=== Available data ===

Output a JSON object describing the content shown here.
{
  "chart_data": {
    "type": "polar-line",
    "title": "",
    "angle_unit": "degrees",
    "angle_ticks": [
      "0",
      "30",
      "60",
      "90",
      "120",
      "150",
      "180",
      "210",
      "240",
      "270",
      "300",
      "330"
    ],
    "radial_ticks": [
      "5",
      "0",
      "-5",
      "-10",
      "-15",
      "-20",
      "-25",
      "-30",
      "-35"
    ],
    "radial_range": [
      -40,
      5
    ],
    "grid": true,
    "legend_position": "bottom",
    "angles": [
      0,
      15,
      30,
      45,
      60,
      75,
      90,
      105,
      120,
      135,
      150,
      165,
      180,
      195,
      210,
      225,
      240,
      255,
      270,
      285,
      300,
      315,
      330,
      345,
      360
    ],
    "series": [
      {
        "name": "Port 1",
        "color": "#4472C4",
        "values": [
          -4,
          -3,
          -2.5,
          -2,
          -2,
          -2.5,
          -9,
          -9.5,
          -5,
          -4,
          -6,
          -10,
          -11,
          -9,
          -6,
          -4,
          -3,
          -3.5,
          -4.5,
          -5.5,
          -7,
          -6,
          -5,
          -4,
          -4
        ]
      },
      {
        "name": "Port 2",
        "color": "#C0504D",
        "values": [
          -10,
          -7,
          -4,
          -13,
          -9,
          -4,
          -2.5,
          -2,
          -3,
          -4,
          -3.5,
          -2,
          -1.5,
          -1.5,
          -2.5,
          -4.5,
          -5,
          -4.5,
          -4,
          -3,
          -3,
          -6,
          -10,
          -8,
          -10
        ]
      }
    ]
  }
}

===

Return every record, word for word.

Output a JSON object describing the content shown here.
{
  "chart_data": {
    "type": "polar-line",
    "title": "",
    "angle_unit": "degrees",
    "angle_ticks": [
      "0",
      "30",
      "60",
      "90",
      "120",
      "150",
      "180",
      "210",
      "240",
      "270",
      "300",
      "330"
    ],
    "radial_ticks": [
      "5",
      "0",
      "-5",
      "-10",
      "-15",
      "-20",
      "-25",
      "-30",
      "-35"
    ],
    "radial_range": [
      -40,
      5
    ],
    "grid": true,
    "legend_position": "bottom",
    "angles": [
      0,
      15,
      30,
      45,
      60,
      75,
      90,
      105,
      120,
      135,
      150,
      165,
      180,
      195,
      210,
      225,
      240,
      255,
      270,
      285,
      300,
      315,
      330,
      345,
      360
    ],
    "series": [
      {
        "name": "Port 1",
        "color": "#4472C4",
        "values": [
          -4,
          -3,
          -2.5,
          -2,
          -2,
          -2.5,
          -9,
          -9.5,
          -5,
          -4,
          -6,
          -10,
          -11,
          -9,
          -6,
          -4,
          -3,
          -3.5,
          -4.5,
          -5.5,
          -7,
          -6,
          -5,
          -4,
          -4
        ]
      },
      {
        "name": "Port 2",
        "color": "#C0504D",
        "values": [
          -10,
          -7,
          -4,
          -13,
          -9,
          -4,
          -2.5,
          -2,
          -3,
          -4,
          -3.5,
          -2,
          -1.5,
          -1.5,
          -2.5,
          -4.5,
          -5,
          -4.5,
          -4,
          -3,
          -3,
          -6,
          -10,
          -8,
          -10
        ]
      }
    ]
  }
}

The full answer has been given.